- GIVEN EXERCISE
Transcribe the material exactly. Images do not belong in the copy.

———

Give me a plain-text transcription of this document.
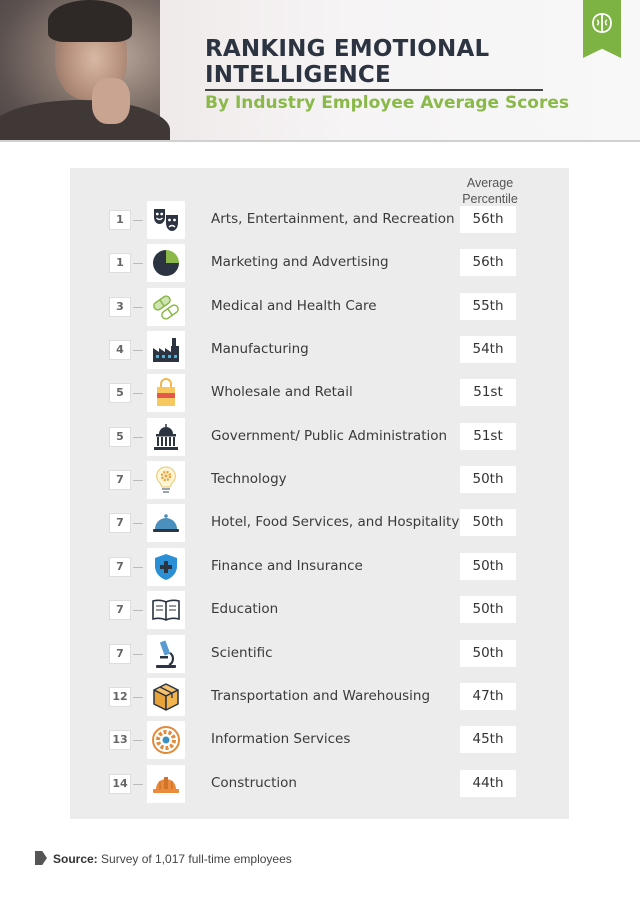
RANKING EMOTIONAL
INTELLIGENCE
By Industry Employee Average Scores
Average
Percentile
1	Arts, Entertainment, and Recreation	56th
1	Marketing and Advertising	56th
3	Medical and Health Care	55th
4	Manufacturing	54th
5	Wholesale and Retail	51st
5	Government/ Public Administration	51st
7	Technology	50th
7	Hotel, Food Services, and Hospitality 50th
7	Finance and Insurance	50th
7	Education	50th
7	Scientific	50th
12	Transportation and Warehousing	47th
13	Information Services	45th
14	Construction	44th
Source: Survey of 1,017 full-time employees
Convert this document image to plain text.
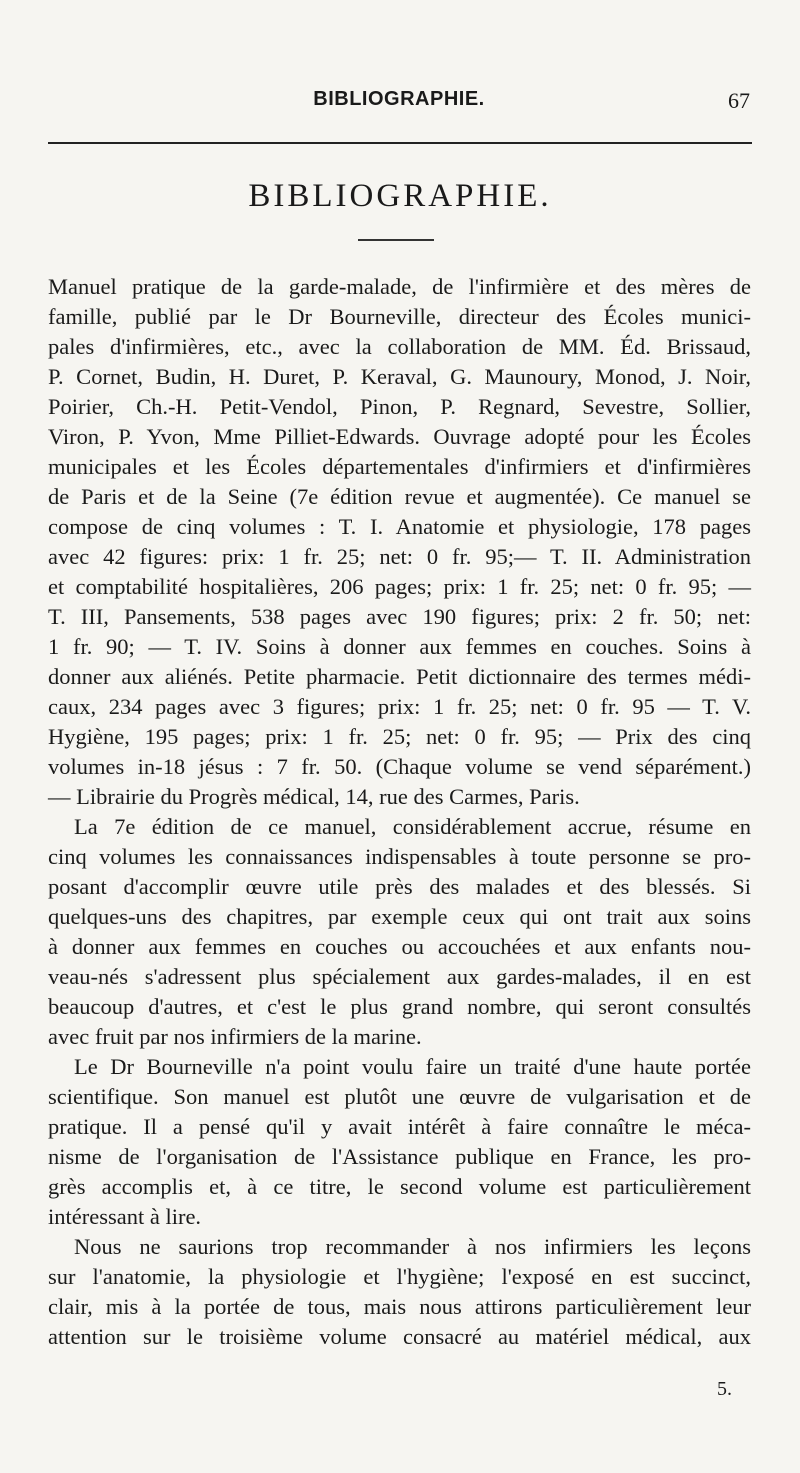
BIBLIOGRAPHIE.	67
BIBLIOGRAPHIE.
Manuel pratique de la garde-malade, de l'infirmière et des mères de
famille, publié par le Dr Bourneville, directeur des Écoles munici-
pales d'infirmières, etc., avec la collaboration de MM. Éd. Brissaud,
P. Cornet, Budin, H. Duret, P. Keraval, G. Maunoury, Monod, J. Noir,
Poirier, Ch.-H. Petit-Vendol, Pinon, P. Regnard, Sevestre, Sollier,
Viron, P. Yvon, Mme Pilliet-Edwards. Ouvrage adopté pour les Écoles
municipales et les Écoles départementales d'infirmiers et d'infirmières
de Paris et de la Seine (7e édition revue et augmentée). Ce manuel se
compose de cinq volumes : T. I. Anatomie et physiologie, 178 pages
avec 42 figures: prix: 1 fr. 25; net: 0 fr. 95;— T. II. Administration
et comptabilité hospitalières, 206 pages; prix: 1 fr. 25; net: 0 fr. 95; —
T. III, Pansements, 538 pages avec 190 figures; prix: 2 fr. 50; net:
1 fr. 90; — T. IV. Soins à donner aux femmes en couches. Soins à
donner aux aliénés. Petite pharmacie. Petit dictionnaire des termes médi-
caux, 234 pages avec 3 figures; prix: 1 fr. 25; net: 0 fr. 95 — T. V.
Hygiène, 195 pages; prix: 1 fr. 25; net: 0 fr. 95; — Prix des cinq
volumes in-18 jésus : 7 fr. 50. (Chaque volume se vend séparément.)
— Librairie du Progrès médical, 14, rue des Carmes, Paris.
La 7e édition de ce manuel, considérablement accrue, résume en
cinq volumes les connaissances indispensables à toute personne se pro-
posant d'accomplir œuvre utile près des malades et des blessés. Si
quelques-uns des chapitres, par exemple ceux qui ont trait aux soins
à donner aux femmes en couches ou accouchées et aux enfants nou-
veau-nés s'adressent plus spécialement aux gardes-malades, il en est
beaucoup d'autres, et c'est le plus grand nombre, qui seront consultés
avec fruit par nos infirmiers de la marine.
Le Dr Bourneville n'a point voulu faire un traité d'une haute portée
scientifique. Son manuel est plutôt une œuvre de vulgarisation et de
pratique. Il a pensé qu'il y avait intérêt à faire connaître le méca-
nisme de l'organisation de l'Assistance publique en France, les pro-
grès accomplis et, à ce titre, le second volume est particulièrement
intéressant à lire.
Nous ne saurions trop recommander à nos infirmiers les leçons
sur l'anatomie, la physiologie et l'hygiène; l'exposé en est succinct,
clair, mis à la portée de tous, mais nous attirons particulièrement leur
attention sur le troisième volume consacré au matériel médical, aux
5.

———

- ANSWER
Give me a plain-text transcription of this document.
RANKING EMOTIONAL
INTELLIGENCE
By Industry Employee Average Scores
Average
Percentile
1	Arts, Entertainment, and Recreation	56th
1	Marketing and Advertising	56th
3	Medical and Health Care	55th
4	Manufacturing	54th
5	Wholesale and Retail	51st
5	Government/ Public Administration	51st
7	Technology	50th
7	Hotel, Food Services, and Hospitality 50th
7	Finance and Insurance	50th
7	Education	50th
7	Scientific	50th
12	Transportation and Warehousing	47th
13	Information Services	45th
14	Construction	44th
Source: Survey of 1,017 full-time employees
Convert this document image to plain text.
BIBLIOGRAPHIE.	67
BIBLIOGRAPHIE.
Manuel pratique de la garde-malade, de l'infirmière et des mères de
famille, publié par le Dr Bourneville, directeur des Écoles munici-
pales d'infirmières, etc., avec la collaboration de MM. Éd. Brissaud,
P. Cornet, Budin, H. Duret, P. Keraval, G. Maunoury, Monod, J. Noir,
Poirier, Ch.-H. Petit-Vendol, Pinon, P. Regnard, Sevestre, Sollier,
Viron, P. Yvon, Mme Pilliet-Edwards. Ouvrage adopté pour les Écoles
municipales et les Écoles départementales d'infirmiers et d'infirmières
de Paris et de la Seine (7e édition revue et augmentée). Ce manuel se
compose de cinq volumes : T. I. Anatomie et physiologie, 178 pages
avec 42 figures: prix: 1 fr. 25; net: 0 fr. 95;— T. II. Administration
et comptabilité hospitalières, 206 pages; prix: 1 fr. 25; net: 0 fr. 95; —
T. III, Pansements, 538 pages avec 190 figures; prix: 2 fr. 50; net:
1 fr. 90; — T. IV. Soins à donner aux femmes en couches. Soins à
donner aux aliénés. Petite pharmacie. Petit dictionnaire des termes médi-
caux, 234 pages avec 3 figures; prix: 1 fr. 25; net: 0 fr. 95 — T. V.
Hygiène, 195 pages; prix: 1 fr. 25; net: 0 fr. 95; — Prix des cinq
volumes in-18 jésus : 7 fr. 50. (Chaque volume se vend séparément.)
— Librairie du Progrès médical, 14, rue des Carmes, Paris.
La 7e édition de ce manuel, considérablement accrue, résume en
cinq volumes les connaissances indispensables à toute personne se pro-
posant d'accomplir œuvre utile près des malades et des blessés. Si
quelques-uns des chapitres, par exemple ceux qui ont trait aux soins
à donner aux femmes en couches ou accouchées et aux enfants nou-
veau-nés s'adressent plus spécialement aux gardes-malades, il en est
beaucoup d'autres, et c'est le plus grand nombre, qui seront consultés
avec fruit par nos infirmiers de la marine.
Le Dr Bourneville n'a point voulu faire un traité d'une haute portée
scientifique. Son manuel est plutôt une œuvre de vulgarisation et de
pratique. Il a pensé qu'il y avait intérêt à faire connaître le méca-
nisme de l'organisation de l'Assistance publique en France, les pro-
grès accomplis et, à ce titre, le second volume est particulièrement
intéressant à lire.
Nous ne saurions trop recommander à nos infirmiers les leçons
sur l'anatomie, la physiologie et l'hygiène; l'exposé en est succinct,
clair, mis à la portée de tous, mais nous attirons particulièrement leur
attention sur le troisième volume consacré au matériel médical, aux
5.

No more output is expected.